> _AIM OF THE TASK_: Reproduce all entries word for word.

> _SOURCE DATA_:
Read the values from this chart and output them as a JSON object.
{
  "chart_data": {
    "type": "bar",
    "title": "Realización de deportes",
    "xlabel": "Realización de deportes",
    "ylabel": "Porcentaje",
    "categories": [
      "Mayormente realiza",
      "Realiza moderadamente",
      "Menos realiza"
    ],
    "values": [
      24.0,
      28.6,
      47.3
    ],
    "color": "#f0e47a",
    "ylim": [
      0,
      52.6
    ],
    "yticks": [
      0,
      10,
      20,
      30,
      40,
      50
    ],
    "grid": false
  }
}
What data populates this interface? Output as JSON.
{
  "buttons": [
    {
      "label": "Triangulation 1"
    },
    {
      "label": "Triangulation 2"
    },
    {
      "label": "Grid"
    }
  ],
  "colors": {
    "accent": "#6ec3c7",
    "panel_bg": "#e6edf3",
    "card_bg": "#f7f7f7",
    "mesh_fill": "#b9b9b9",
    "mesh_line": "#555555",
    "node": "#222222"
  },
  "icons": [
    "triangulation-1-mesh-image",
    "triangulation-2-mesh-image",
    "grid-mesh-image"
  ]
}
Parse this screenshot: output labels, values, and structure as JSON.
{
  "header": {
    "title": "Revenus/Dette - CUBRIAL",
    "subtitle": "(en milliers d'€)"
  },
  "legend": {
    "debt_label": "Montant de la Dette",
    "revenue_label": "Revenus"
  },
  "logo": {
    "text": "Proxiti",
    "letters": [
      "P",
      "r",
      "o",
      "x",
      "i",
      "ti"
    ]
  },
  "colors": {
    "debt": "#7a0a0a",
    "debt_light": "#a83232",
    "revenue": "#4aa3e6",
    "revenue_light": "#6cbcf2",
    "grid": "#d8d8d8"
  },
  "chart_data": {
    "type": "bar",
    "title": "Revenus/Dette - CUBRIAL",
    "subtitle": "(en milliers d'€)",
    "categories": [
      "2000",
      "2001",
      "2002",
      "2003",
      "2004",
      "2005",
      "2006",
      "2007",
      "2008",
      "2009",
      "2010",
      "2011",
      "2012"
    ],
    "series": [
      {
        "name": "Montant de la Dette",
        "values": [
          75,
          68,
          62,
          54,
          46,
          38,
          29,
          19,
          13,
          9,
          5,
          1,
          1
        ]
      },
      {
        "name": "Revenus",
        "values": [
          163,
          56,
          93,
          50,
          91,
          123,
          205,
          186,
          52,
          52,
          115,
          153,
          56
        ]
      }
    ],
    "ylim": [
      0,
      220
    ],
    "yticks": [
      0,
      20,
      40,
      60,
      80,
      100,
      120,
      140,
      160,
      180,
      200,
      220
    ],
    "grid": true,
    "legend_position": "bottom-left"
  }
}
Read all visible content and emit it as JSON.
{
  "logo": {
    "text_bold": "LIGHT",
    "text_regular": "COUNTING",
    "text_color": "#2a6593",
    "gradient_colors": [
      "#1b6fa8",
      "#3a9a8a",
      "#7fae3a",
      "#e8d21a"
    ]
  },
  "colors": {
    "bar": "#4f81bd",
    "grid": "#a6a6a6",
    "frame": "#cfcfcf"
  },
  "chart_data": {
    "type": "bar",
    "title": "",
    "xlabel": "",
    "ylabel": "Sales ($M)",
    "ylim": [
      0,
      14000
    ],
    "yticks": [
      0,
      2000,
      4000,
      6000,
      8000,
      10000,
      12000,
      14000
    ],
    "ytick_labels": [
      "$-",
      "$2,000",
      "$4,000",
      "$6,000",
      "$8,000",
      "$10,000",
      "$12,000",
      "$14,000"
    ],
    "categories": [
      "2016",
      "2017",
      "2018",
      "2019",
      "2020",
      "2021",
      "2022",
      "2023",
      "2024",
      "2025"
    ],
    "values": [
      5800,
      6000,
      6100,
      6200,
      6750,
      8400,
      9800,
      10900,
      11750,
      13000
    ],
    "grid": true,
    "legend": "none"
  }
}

> _SOLUTION BELOW_:
Read the values from this chart and output them as a JSON object.
{
  "chart_data": {
    "type": "bar",
    "title": "Realización de deportes",
    "xlabel": "Realización de deportes",
    "ylabel": "Porcentaje",
    "categories": [
      "Mayormente realiza",
      "Realiza moderadamente",
      "Menos realiza"
    ],
    "values": [
      24.0,
      28.6,
      47.3
    ],
    "color": "#f0e47a",
    "ylim": [
      0,
      52.6
    ],
    "yticks": [
      0,
      10,
      20,
      30,
      40,
      50
    ],
    "grid": false
  }
}
What data populates this interface? Output as JSON.
{
  "buttons": [
    {
      "label": "Triangulation 1"
    },
    {
      "label": "Triangulation 2"
    },
    {
      "label": "Grid"
    }
  ],
  "colors": {
    "accent": "#6ec3c7",
    "panel_bg": "#e6edf3",
    "card_bg": "#f7f7f7",
    "mesh_fill": "#b9b9b9",
    "mesh_line": "#555555",
    "node": "#222222"
  },
  "icons": [
    "triangulation-1-mesh-image",
    "triangulation-2-mesh-image",
    "grid-mesh-image"
  ]
}
Parse this screenshot: output labels, values, and structure as JSON.
{
  "header": {
    "title": "Revenus/Dette - CUBRIAL",
    "subtitle": "(en milliers d'€)"
  },
  "legend": {
    "debt_label": "Montant de la Dette",
    "revenue_label": "Revenus"
  },
  "logo": {
    "text": "Proxiti",
    "letters": [
      "P",
      "r",
      "o",
      "x",
      "i",
      "ti"
    ]
  },
  "colors": {
    "debt": "#7a0a0a",
    "debt_light": "#a83232",
    "revenue": "#4aa3e6",
    "revenue_light": "#6cbcf2",
    "grid": "#d8d8d8"
  },
  "chart_data": {
    "type": "bar",
    "title": "Revenus/Dette - CUBRIAL",
    "subtitle": "(en milliers d'€)",
    "categories": [
      "2000",
      "2001",
      "2002",
      "2003",
      "2004",
      "2005",
      "2006",
      "2007",
      "2008",
      "2009",
      "2010",
      "2011",
      "2012"
    ],
    "series": [
      {
        "name": "Montant de la Dette",
        "values": [
          75,
          68,
          62,
          54,
          46,
          38,
          29,
          19,
          13,
          9,
          5,
          1,
          1
        ]
      },
      {
        "name": "Revenus",
        "values": [
          163,
          56,
          93,
          50,
          91,
          123,
          205,
          186,
          52,
          52,
          115,
          153,
          56
        ]
      }
    ],
    "ylim": [
      0,
      220
    ],
    "yticks": [
      0,
      20,
      40,
      60,
      80,
      100,
      120,
      140,
      160,
      180,
      200,
      220
    ],
    "grid": true,
    "legend_position": "bottom-left"
  }
}
Read all visible content and emit it as JSON.
{
  "logo": {
    "text_bold": "LIGHT",
    "text_regular": "COUNTING",
    "text_color": "#2a6593",
    "gradient_colors": [
      "#1b6fa8",
      "#3a9a8a",
      "#7fae3a",
      "#e8d21a"
    ]
  },
  "colors": {
    "bar": "#4f81bd",
    "grid": "#a6a6a6",
    "frame": "#cfcfcf"
  },
  "chart_data": {
    "type": "bar",
    "title": "",
    "xlabel": "",
    "ylabel": "Sales ($M)",
    "ylim": [
      0,
      14000
    ],
    "yticks": [
      0,
      2000,
      4000,
      6000,
      8000,
      10000,
      12000,
      14000
    ],
    "ytick_labels": [
      "$-",
      "$2,000",
      "$4,000",
      "$6,000",
      "$8,000",
      "$10,000",
      "$12,000",
      "$14,000"
    ],
    "categories": [
      "2016",
      "2017",
      "2018",
      "2019",
      "2020",
      "2021",
      "2022",
      "2023",
      "2024",
      "2025"
    ],
    "values": [
      5800,
      6000,
      6100,
      6200,
      6750,
      8400,
      9800,
      10900,
      11750,
      13000
    ],
    "grid": true,
    "legend": "none"
  }
}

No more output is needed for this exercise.